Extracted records
--- --- ---
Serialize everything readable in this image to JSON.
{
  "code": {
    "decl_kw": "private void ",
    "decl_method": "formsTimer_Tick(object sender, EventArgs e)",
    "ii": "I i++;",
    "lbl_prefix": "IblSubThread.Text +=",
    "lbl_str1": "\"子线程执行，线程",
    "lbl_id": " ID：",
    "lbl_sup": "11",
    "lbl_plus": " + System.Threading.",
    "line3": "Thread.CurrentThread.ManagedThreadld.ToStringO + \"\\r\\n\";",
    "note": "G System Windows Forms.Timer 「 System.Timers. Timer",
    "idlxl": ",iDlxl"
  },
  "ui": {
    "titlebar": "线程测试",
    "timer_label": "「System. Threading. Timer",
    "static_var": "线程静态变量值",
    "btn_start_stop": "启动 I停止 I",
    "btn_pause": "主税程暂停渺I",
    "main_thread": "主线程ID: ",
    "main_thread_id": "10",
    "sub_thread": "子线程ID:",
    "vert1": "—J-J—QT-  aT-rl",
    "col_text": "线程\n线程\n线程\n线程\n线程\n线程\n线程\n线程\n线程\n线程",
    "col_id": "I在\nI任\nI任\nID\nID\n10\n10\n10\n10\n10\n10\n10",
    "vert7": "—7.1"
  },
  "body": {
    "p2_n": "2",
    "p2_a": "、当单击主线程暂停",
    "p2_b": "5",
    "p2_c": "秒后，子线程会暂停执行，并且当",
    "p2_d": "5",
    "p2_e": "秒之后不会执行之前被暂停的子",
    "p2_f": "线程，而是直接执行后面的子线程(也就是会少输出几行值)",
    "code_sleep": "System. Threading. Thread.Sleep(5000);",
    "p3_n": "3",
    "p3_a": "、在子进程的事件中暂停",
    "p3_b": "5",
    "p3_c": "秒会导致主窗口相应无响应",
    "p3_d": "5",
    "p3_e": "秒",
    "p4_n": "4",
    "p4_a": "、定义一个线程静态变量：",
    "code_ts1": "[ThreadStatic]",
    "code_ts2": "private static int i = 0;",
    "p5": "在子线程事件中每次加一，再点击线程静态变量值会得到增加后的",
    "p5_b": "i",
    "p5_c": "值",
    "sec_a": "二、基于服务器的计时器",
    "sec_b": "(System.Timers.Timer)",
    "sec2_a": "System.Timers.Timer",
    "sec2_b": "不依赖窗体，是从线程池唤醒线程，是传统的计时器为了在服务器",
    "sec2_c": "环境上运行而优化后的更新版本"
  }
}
--- --- ---
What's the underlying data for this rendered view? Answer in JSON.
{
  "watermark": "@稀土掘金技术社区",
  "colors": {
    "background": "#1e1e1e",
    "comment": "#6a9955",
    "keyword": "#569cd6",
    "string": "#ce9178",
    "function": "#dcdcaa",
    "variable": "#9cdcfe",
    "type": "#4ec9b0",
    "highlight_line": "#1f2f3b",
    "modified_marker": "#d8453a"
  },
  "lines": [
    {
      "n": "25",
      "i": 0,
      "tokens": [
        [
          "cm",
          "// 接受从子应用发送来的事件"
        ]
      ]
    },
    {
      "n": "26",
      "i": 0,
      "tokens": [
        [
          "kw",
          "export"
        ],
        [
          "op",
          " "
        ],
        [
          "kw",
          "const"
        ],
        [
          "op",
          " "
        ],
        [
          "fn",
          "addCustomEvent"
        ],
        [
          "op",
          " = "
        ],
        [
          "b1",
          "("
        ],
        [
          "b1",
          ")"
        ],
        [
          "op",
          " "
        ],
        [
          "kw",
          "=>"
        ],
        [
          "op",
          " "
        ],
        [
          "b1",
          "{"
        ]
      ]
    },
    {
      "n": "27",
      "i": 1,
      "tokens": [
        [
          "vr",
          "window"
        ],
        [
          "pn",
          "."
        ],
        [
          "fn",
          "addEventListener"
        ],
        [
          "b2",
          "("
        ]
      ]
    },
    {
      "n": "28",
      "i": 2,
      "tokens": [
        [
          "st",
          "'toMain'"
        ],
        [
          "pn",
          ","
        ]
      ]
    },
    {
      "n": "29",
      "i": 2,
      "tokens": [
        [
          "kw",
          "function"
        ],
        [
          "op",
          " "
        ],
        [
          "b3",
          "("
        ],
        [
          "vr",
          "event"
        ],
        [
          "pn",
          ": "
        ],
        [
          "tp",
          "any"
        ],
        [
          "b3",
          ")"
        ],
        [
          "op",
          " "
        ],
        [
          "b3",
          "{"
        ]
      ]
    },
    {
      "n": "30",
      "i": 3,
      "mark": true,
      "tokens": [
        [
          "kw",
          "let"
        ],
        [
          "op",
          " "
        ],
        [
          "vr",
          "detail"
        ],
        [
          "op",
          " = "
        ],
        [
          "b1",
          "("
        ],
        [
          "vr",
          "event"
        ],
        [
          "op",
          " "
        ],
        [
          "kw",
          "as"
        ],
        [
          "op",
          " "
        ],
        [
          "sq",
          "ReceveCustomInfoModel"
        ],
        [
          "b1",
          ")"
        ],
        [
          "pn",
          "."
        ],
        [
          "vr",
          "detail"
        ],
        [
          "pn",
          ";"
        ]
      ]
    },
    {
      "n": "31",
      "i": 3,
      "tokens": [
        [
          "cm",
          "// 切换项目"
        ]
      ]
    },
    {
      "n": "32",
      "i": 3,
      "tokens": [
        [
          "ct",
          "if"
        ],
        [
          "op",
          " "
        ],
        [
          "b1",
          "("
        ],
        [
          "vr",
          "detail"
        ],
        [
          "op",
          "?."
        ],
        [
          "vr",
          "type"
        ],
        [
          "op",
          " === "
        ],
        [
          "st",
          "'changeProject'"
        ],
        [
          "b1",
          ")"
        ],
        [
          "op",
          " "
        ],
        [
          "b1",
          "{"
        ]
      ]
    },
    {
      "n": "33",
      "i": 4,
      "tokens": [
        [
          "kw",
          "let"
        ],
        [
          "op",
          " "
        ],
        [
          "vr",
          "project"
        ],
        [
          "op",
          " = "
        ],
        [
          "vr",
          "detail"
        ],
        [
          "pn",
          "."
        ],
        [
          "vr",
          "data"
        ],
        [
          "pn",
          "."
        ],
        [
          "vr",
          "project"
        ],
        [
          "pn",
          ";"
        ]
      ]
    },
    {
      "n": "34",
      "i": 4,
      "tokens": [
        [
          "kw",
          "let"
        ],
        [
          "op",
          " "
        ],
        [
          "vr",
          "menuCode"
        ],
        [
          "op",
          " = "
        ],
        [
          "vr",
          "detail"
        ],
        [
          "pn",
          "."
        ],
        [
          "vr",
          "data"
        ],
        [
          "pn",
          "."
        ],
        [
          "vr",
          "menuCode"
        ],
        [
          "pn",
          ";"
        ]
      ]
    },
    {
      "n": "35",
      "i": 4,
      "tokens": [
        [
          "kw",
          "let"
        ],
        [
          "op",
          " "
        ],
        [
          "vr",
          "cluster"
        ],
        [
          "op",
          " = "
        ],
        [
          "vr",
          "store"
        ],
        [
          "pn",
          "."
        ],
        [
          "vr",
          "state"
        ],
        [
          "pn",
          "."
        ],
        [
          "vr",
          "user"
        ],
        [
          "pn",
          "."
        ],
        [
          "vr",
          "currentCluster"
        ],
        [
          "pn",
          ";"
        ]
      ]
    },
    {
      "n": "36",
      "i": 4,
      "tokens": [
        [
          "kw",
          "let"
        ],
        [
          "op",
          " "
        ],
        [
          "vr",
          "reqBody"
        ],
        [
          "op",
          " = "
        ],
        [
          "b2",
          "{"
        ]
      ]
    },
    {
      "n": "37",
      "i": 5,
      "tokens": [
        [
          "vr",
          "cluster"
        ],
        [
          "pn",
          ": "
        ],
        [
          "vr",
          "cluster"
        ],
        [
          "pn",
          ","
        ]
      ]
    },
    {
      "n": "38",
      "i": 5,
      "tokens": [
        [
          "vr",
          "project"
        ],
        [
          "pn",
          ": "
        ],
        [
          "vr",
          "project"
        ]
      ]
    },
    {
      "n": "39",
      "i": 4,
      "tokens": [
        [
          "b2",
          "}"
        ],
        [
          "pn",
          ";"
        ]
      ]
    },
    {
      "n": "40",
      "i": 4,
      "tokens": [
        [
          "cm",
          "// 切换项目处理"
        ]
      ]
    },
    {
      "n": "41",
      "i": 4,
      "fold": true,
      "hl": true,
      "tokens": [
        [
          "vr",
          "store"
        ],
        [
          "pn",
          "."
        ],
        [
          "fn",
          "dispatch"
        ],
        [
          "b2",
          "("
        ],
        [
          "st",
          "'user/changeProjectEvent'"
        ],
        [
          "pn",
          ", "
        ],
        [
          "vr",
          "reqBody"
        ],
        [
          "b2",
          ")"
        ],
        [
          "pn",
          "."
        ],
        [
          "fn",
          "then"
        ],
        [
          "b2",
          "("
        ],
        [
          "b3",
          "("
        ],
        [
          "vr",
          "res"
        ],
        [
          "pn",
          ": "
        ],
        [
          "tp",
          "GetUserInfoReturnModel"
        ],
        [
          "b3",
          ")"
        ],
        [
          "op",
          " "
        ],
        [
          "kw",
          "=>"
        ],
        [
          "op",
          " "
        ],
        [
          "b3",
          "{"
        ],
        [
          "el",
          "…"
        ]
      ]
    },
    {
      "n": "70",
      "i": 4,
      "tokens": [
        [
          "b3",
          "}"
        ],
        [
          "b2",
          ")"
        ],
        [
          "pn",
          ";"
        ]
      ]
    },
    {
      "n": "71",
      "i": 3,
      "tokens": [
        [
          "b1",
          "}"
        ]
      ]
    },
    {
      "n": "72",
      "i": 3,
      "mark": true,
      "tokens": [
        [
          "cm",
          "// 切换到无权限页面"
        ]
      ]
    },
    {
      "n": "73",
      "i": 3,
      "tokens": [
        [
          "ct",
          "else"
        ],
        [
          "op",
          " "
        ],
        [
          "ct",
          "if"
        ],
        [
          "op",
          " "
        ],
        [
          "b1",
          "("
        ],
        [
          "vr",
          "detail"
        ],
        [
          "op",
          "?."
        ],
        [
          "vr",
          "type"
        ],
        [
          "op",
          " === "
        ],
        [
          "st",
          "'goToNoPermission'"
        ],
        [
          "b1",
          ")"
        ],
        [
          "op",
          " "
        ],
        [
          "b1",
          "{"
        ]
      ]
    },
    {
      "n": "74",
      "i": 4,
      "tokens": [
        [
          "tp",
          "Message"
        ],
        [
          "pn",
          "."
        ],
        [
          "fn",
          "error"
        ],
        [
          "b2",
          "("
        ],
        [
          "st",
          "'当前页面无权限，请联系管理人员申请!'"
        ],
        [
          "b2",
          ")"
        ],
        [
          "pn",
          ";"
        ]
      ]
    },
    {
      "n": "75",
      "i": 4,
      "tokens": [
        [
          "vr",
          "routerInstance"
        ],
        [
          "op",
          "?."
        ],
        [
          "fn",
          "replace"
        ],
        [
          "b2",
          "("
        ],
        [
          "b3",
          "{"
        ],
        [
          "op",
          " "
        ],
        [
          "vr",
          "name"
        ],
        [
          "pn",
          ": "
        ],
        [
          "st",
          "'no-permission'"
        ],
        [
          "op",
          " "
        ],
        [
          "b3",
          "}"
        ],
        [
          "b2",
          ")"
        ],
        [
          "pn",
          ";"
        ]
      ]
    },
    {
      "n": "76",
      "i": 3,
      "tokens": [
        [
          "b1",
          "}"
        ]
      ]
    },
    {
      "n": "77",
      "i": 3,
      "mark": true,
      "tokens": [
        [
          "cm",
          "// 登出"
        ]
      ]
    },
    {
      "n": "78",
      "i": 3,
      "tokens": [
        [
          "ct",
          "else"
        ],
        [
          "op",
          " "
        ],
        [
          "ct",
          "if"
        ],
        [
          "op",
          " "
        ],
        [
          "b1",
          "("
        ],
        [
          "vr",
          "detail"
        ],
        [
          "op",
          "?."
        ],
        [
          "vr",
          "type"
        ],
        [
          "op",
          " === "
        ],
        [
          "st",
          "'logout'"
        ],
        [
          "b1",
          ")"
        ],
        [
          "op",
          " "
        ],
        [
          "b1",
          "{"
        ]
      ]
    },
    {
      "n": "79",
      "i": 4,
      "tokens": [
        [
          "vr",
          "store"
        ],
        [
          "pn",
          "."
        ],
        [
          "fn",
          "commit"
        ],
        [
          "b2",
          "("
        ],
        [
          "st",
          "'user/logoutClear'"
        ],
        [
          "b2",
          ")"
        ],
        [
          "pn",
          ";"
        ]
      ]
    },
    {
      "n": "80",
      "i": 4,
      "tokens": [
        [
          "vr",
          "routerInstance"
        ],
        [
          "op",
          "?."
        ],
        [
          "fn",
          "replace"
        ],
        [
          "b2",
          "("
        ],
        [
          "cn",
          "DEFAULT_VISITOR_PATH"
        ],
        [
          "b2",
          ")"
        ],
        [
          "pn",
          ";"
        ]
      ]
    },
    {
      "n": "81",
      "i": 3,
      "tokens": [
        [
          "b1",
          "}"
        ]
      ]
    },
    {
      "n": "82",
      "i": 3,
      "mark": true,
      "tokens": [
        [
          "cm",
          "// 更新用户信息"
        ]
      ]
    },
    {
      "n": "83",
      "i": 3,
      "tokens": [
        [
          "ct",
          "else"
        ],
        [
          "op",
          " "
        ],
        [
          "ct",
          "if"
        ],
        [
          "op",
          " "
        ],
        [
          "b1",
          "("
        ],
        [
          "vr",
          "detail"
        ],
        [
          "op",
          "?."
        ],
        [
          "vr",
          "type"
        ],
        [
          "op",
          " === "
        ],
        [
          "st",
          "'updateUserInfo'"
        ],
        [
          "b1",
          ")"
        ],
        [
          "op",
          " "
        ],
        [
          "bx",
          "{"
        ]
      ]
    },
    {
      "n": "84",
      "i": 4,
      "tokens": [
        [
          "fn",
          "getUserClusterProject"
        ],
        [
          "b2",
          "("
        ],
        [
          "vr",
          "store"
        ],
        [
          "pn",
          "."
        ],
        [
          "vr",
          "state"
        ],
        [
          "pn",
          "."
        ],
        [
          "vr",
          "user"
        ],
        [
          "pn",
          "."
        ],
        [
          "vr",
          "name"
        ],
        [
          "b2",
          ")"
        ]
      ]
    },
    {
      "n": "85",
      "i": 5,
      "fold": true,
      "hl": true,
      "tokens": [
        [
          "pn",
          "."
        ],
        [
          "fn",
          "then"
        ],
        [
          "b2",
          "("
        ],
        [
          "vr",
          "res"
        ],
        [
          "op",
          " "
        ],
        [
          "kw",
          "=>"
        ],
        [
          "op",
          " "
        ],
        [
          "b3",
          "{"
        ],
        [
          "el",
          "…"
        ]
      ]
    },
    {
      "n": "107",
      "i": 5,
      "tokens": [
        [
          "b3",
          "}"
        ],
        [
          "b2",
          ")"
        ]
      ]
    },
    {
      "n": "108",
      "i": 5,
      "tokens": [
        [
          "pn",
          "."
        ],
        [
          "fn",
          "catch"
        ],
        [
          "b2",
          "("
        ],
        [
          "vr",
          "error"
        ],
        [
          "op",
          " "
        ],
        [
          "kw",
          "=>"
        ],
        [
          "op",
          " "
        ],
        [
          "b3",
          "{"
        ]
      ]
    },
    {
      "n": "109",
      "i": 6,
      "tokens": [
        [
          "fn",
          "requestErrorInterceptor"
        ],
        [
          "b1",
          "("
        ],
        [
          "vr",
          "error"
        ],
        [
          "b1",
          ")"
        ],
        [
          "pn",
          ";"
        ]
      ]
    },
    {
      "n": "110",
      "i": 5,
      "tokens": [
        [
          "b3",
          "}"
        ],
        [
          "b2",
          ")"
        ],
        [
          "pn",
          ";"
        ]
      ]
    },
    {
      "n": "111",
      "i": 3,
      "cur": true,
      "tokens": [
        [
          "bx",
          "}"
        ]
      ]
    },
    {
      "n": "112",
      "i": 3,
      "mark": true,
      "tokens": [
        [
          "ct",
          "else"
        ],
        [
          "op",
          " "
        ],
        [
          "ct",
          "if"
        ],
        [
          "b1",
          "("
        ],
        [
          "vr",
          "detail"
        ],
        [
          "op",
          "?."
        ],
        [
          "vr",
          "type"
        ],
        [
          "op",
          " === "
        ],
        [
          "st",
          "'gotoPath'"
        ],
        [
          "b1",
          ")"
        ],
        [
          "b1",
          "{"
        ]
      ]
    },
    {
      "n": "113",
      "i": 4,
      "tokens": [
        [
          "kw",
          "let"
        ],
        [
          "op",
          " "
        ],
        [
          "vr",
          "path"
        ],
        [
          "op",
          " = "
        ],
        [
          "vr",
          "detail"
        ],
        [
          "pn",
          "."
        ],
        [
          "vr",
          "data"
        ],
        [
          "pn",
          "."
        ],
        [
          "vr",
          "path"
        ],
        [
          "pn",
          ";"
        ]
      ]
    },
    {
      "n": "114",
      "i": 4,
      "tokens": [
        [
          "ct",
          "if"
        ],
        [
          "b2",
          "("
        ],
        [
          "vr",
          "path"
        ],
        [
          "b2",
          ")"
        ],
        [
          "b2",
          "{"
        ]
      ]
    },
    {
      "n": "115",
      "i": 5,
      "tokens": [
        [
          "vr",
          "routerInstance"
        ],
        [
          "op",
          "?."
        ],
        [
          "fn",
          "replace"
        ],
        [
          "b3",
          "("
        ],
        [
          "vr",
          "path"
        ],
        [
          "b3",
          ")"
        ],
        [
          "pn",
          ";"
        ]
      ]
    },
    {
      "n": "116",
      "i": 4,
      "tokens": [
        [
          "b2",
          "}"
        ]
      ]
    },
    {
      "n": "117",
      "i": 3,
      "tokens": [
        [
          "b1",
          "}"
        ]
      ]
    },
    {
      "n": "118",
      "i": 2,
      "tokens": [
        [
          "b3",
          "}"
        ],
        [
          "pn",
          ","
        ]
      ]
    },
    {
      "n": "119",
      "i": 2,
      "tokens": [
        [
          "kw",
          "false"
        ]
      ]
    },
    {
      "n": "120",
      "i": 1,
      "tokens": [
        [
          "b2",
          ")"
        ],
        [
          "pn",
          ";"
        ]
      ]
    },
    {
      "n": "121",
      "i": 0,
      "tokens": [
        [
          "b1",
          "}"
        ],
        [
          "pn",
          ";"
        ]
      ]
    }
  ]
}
--- --- ---
**Problem to work on**. Using the material above, report each line where "private" occurs.

**Written solution**.
    "decl_kw": "private void ",
    "code_ts2": "private static int i = 0;",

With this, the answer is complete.